-- BEGIN --

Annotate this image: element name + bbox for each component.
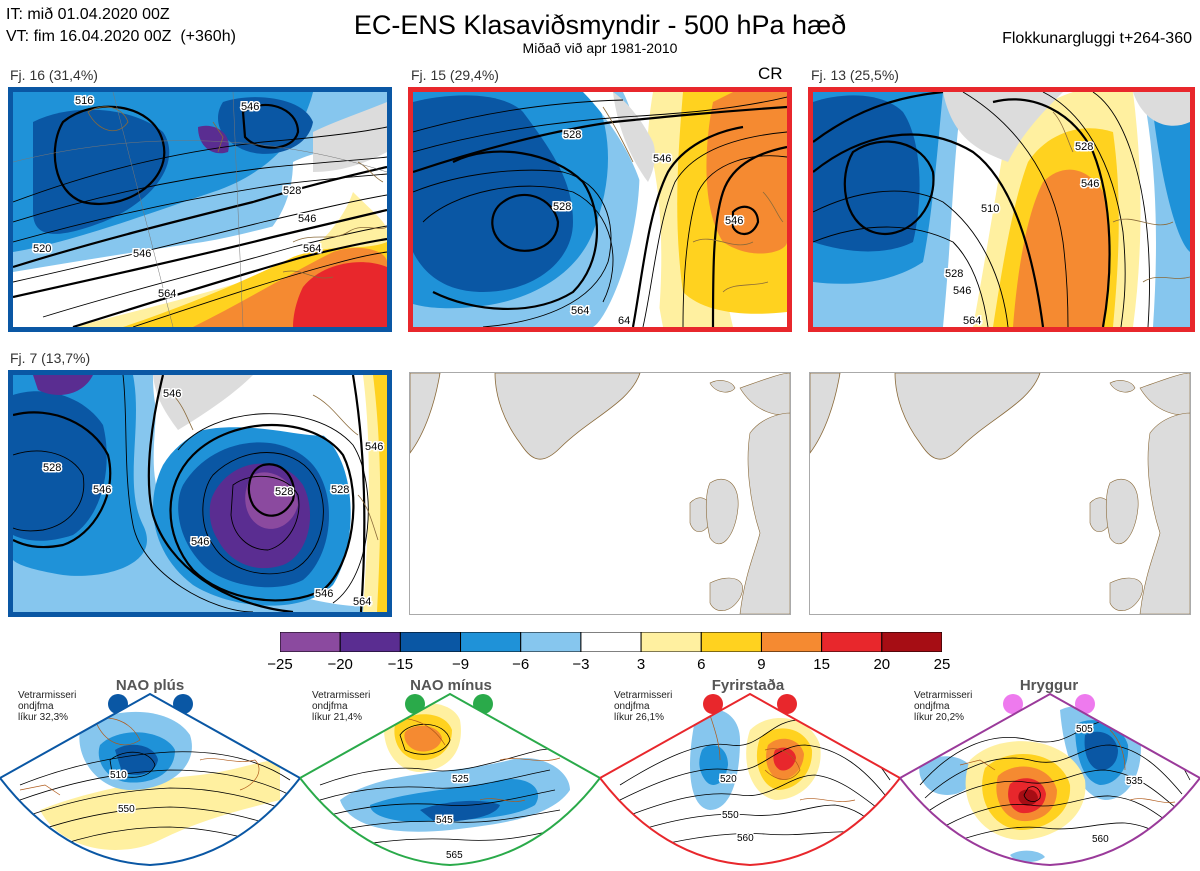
contour-label: 528 [945, 268, 963, 280]
colorbar-tick-label: 25 [933, 656, 951, 673]
regime-marker-2a [405, 694, 425, 714]
header-dates: IT: mið 01.04.2020 00Z VT: fim 16.04.202… [6, 4, 236, 48]
cluster-map-4: 546 528 546 528 546 546 528 546 564 [8, 370, 392, 617]
regime-title-3: Fyrirstaða [711, 677, 785, 694]
cluster-map-2: 528 546 528 546 564 64 [408, 87, 792, 332]
panel-label-1: Fj. 16 (31,4%) [10, 67, 98, 83]
cluster-map-1: 516 546 528 546 564 546 520 564 [8, 87, 392, 332]
regime-contour-label: 560 [1092, 834, 1109, 845]
regime-contour-label: 510 [110, 770, 127, 781]
contour-label: 510 [981, 203, 999, 215]
regime-contour-label: 550 [118, 804, 135, 815]
contour-label: 528 [563, 129, 581, 141]
empty-map-5 [409, 372, 791, 615]
regime-marker-3a [703, 694, 723, 714]
contour-label: 546 [315, 588, 333, 600]
regime-map-2: 525 545 565 [300, 692, 600, 867]
regime-contour-label: 565 [446, 850, 463, 861]
panel-2-cr-tag: CR [758, 64, 783, 83]
regime-note-4: Vetrarmisseri ondjfma líkur 20,2% [914, 690, 973, 723]
colorbar-segment [339, 631, 401, 653]
colorbar-tick-label: 6 [697, 656, 706, 673]
contour-label: 528 [283, 185, 301, 197]
regime-contour-label: 525 [452, 774, 469, 785]
colorbar-segment [520, 631, 582, 653]
colorbar-tick-label: −25 [267, 656, 293, 673]
contour-label: 528 [331, 484, 349, 496]
contour-label: 546 [191, 536, 209, 548]
init-time: IT: mið 01.04.2020 00Z [6, 6, 170, 23]
contour-label: 528 [43, 462, 61, 474]
contour-label: 564 [303, 243, 321, 255]
contour-label: 564 [963, 315, 981, 327]
contour-label: 528 [1075, 141, 1093, 153]
colorbar-segment [760, 631, 823, 653]
regime-contour-label: 545 [436, 815, 453, 826]
regime-contour-label: 520 [720, 774, 737, 785]
colorbar-segment [399, 631, 462, 653]
colorbar-tick-label: 20 [873, 656, 891, 673]
contour-label: 546 [953, 285, 971, 297]
contour-label: 546 [93, 484, 111, 496]
page-subtitle: Miðað við apr 1981-2010 [522, 40, 678, 56]
colorbar-tick-label: −3 [572, 656, 590, 673]
colorbar-segment [640, 631, 702, 653]
colorbar-segment [460, 631, 522, 653]
regime-title-4: Hryggur [1019, 677, 1079, 694]
colorbar-segment [700, 631, 762, 653]
contour-label: 546 [1081, 178, 1099, 190]
colorbar-tick-label: 9 [757, 656, 766, 673]
contour-label: 546 [365, 441, 383, 453]
contour-label: 64 [618, 315, 630, 327]
regime-title-1: NAO plús [115, 677, 185, 694]
contour-label: 520 [33, 243, 51, 255]
regime-map-3: 520 550 560 [600, 692, 900, 867]
colorbar-segment [881, 631, 943, 653]
colorbar-tick-label: 15 [813, 656, 830, 673]
contour-label: 546 [241, 101, 259, 113]
colorbar-tick-label: −9 [451, 656, 470, 673]
contour-label: 564 [353, 596, 371, 608]
contour-label: 528 [275, 486, 293, 498]
contour-label: 528 [553, 201, 571, 213]
contour-label: 546 [163, 388, 181, 400]
panel-label-3: Fj. 13 (25,5%) [811, 67, 899, 83]
regime-marker-4b [1075, 694, 1095, 714]
contour-label: 546 [653, 153, 671, 165]
regime-contour-label: 560 [737, 833, 754, 844]
empty-map-6 [809, 372, 1191, 615]
regime-marker-3b [777, 694, 797, 714]
contour-label: 546 [725, 215, 743, 227]
contour-label: 516 [75, 95, 93, 107]
contour-label: 546 [298, 213, 316, 225]
contour-label: 564 [158, 288, 176, 300]
cluster-map-3: 528 546 510 528 546 564 [808, 87, 1195, 332]
regime-map-1: 510 550 [0, 692, 300, 867]
regime-note-2: Vetrarmisseri ondjfma líkur 21,4% [312, 690, 371, 723]
classification-window: Flokkunargluggi t+264-360 [1002, 30, 1192, 47]
colorbar-segment [821, 631, 883, 653]
regime-contour-label: 535 [1126, 776, 1143, 787]
colorbar-tick-label: 3 [636, 656, 646, 673]
regime-title-2: NAO mínus [410, 677, 492, 694]
regime-note-1: Vetrarmisseri ondjfma líkur 32,3% [18, 690, 77, 723]
page-title: EC-ENS Klasaviðsmyndir - 500 hPa hæð [353, 10, 847, 40]
contour-label: 564 [571, 305, 589, 317]
colorbar-tick-label: −15 [387, 656, 414, 673]
colorbar-tick-label: −6 [512, 656, 530, 673]
regime-note-3: Vetrarmisseri ondjfma líkur 26,1% [614, 690, 673, 723]
valid-time: VT: fim 16.04.2020 00Z (+360h) [6, 28, 236, 45]
regime-marker-4a [1003, 694, 1023, 714]
regime-map-4: 505 535 560 [900, 692, 1200, 867]
panel-label-2: Fj. 15 (29,4%) [411, 67, 499, 83]
regime-contour-label: 550 [722, 810, 739, 821]
contour-label: 546 [133, 248, 151, 260]
regime-contour-label: 505 [1076, 724, 1093, 735]
colorbar-tick-label: −20 [327, 656, 353, 673]
colorbar [279, 631, 943, 653]
panel-label-4: Fj. 7 (13,7%) [10, 350, 91, 366]
colorbar-segment [580, 631, 642, 653]
colorbar-segment [279, 631, 341, 653]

-- END --

▸ TASK: Reproduce the entries above without changes, beginning at the line that contains "contour-label: 528 [945, 268, 963, 280]" and stopping after the line that contains "colorbar-tick-label: 6 [697, 656, 706, 673]".

▸ TASK ANSWER:
contour-label: 528 [945, 268, 963, 280]
colorbar-tick-label: 25 [933, 656, 951, 673]
regime-marker-2a [405, 694, 425, 714]
header-dates: IT: mið 01.04.2020 00Z VT: fim 16.04.202… [6, 4, 236, 48]
cluster-map-4: 546 528 546 528 546 546 528 546 564 [8, 370, 392, 617]
regime-title-3: Fyrirstaða [711, 677, 785, 694]
cluster-map-2: 528 546 528 546 564 64 [408, 87, 792, 332]
panel-label-1: Fj. 16 (31,4%) [10, 67, 98, 83]
cluster-map-1: 516 546 528 546 564 546 520 564 [8, 87, 392, 332]
regime-contour-label: 560 [1092, 834, 1109, 845]
regime-contour-label: 510 [110, 770, 127, 781]
contour-label: 510 [981, 203, 999, 215]
regime-contour-label: 550 [118, 804, 135, 815]
contour-label: 528 [563, 129, 581, 141]
empty-map-5 [409, 372, 791, 615]
regime-marker-3a [703, 694, 723, 714]
contour-label: 546 [315, 588, 333, 600]
regime-map-2: 525 545 565 [300, 692, 600, 867]
regime-contour-label: 565 [446, 850, 463, 861]
panel-2-cr-tag: CR [758, 64, 783, 83]
regime-note-4: Vetrarmisseri ondjfma líkur 20,2% [914, 690, 973, 723]
colorbar-segment [339, 631, 401, 653]
colorbar-tick-label: 6 [697, 656, 706, 673]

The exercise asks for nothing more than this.